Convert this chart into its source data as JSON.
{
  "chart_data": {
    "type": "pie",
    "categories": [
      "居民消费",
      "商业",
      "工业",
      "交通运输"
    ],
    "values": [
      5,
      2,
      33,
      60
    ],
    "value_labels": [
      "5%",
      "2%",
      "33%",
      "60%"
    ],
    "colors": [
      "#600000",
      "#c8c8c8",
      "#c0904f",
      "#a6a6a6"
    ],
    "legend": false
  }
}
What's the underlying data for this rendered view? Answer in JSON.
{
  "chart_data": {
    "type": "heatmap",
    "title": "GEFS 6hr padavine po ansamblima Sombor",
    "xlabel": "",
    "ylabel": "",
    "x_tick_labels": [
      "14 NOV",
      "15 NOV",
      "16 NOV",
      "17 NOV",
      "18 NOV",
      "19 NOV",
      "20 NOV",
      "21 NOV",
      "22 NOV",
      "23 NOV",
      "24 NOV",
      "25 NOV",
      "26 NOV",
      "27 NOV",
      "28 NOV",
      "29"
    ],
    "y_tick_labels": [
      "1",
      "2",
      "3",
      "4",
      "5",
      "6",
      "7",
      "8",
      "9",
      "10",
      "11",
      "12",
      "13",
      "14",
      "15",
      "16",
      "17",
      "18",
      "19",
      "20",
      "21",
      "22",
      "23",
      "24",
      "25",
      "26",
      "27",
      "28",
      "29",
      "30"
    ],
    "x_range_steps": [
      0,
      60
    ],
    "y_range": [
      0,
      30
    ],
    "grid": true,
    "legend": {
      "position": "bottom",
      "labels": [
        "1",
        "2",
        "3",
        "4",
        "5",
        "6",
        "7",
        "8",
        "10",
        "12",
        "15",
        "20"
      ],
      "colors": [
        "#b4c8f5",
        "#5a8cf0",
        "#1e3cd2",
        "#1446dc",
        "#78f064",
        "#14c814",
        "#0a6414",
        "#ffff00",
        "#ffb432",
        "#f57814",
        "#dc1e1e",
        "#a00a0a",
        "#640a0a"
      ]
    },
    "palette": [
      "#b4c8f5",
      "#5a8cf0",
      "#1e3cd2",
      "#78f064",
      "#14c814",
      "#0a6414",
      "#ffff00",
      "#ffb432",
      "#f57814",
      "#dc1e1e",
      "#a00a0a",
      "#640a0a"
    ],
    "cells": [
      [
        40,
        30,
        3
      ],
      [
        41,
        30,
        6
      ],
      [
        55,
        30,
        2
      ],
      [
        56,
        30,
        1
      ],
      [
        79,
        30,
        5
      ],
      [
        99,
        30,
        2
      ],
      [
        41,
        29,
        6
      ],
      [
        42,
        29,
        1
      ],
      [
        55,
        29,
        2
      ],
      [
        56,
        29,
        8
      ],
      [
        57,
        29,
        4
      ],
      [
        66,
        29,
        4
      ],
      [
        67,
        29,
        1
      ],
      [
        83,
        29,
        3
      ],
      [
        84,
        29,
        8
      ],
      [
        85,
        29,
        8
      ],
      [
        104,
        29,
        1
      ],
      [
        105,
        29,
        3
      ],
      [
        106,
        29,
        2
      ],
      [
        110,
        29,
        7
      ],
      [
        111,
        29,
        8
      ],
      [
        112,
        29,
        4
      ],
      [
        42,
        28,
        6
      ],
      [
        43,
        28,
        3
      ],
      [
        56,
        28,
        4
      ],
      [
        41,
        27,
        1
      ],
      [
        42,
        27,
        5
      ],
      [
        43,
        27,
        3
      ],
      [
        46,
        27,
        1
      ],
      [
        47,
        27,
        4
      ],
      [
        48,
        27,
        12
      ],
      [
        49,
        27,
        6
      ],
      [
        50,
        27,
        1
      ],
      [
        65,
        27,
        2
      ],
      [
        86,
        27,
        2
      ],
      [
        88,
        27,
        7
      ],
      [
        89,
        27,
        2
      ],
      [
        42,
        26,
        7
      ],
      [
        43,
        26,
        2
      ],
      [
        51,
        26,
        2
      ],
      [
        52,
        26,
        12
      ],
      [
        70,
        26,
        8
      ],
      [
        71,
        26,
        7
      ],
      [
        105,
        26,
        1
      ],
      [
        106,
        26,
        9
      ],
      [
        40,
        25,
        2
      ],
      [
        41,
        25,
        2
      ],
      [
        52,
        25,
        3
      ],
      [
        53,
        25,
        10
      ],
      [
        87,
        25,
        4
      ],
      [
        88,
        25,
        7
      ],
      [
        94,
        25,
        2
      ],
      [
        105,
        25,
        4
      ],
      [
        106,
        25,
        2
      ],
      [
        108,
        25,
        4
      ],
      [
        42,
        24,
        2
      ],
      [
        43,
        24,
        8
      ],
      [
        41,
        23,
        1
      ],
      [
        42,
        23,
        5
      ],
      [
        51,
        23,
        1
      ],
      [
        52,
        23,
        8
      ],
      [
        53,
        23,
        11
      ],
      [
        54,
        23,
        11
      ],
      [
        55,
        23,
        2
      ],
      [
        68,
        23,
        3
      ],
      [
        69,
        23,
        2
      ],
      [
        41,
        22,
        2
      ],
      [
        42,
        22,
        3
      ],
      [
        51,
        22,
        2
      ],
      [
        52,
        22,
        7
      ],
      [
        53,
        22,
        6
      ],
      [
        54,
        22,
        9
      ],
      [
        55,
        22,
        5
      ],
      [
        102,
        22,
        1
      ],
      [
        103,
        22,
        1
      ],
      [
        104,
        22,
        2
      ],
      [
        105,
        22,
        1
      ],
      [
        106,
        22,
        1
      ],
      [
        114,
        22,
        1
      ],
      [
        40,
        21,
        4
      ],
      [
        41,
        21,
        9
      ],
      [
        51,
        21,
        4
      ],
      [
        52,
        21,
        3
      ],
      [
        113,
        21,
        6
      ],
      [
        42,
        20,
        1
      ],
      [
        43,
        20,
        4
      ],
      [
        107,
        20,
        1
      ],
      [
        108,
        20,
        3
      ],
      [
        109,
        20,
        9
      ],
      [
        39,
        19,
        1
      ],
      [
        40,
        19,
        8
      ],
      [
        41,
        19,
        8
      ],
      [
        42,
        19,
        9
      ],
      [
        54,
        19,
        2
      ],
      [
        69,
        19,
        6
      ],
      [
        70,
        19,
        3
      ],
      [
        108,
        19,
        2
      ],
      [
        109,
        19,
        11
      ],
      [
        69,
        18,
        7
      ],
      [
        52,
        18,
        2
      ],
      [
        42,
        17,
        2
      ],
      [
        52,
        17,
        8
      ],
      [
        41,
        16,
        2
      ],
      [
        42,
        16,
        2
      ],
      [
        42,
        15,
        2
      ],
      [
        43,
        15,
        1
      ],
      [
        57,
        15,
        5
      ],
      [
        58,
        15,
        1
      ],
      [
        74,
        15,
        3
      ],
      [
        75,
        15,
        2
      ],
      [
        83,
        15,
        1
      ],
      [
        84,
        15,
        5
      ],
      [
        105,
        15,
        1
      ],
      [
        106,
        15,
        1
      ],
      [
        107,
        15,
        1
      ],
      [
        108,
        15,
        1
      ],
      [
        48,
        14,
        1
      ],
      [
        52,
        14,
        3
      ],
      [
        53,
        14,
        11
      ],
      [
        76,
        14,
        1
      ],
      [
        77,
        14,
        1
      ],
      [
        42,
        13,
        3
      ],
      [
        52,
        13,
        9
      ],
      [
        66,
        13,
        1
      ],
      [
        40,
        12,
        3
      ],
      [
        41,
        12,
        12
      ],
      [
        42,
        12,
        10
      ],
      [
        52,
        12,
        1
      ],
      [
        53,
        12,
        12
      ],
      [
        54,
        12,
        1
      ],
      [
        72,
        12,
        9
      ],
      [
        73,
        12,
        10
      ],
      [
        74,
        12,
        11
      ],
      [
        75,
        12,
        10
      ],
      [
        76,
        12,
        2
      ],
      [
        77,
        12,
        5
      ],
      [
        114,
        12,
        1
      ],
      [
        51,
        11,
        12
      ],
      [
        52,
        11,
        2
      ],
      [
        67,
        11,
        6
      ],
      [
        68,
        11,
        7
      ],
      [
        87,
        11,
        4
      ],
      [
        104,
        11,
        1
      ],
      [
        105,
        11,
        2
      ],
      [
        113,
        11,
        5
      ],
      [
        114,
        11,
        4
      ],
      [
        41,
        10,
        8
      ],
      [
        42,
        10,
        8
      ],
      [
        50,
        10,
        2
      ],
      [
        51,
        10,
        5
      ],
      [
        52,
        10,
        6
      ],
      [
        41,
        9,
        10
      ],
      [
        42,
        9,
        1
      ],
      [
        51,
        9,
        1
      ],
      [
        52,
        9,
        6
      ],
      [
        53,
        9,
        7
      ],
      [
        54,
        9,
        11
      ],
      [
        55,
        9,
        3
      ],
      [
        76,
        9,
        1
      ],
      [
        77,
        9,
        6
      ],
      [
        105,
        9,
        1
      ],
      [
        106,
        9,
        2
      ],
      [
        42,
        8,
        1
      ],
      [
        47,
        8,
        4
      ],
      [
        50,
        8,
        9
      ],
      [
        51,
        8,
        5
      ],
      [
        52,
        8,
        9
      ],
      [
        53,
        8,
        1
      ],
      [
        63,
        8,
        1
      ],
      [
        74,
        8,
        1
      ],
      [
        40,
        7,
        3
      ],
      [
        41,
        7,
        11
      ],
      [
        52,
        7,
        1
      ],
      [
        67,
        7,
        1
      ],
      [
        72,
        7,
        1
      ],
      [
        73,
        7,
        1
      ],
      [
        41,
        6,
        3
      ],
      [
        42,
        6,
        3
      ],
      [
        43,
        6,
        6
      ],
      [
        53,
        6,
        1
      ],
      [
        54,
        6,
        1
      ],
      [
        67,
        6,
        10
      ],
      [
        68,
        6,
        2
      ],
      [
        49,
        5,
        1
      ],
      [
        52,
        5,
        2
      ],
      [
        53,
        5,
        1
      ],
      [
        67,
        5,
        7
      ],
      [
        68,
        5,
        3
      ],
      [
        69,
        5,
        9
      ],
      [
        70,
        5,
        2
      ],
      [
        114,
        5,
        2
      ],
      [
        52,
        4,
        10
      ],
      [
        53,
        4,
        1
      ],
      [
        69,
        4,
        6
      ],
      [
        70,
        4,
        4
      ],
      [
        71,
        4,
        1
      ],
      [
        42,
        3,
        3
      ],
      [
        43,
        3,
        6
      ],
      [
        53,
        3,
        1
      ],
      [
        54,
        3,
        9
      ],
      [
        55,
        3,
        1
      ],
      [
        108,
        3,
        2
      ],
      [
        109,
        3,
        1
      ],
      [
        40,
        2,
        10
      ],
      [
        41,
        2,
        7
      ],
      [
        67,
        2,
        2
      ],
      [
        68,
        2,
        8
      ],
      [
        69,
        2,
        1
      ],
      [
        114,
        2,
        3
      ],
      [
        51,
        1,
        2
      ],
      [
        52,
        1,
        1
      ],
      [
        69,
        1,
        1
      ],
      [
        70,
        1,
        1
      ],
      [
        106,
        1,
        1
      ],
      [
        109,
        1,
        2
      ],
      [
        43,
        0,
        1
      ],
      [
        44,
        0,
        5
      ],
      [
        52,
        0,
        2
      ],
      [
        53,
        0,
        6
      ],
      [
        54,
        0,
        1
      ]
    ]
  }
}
+---+
Exercise instructions:
Find how many lines of the entries contain "this". Respond with the number only.

Complete answer:
2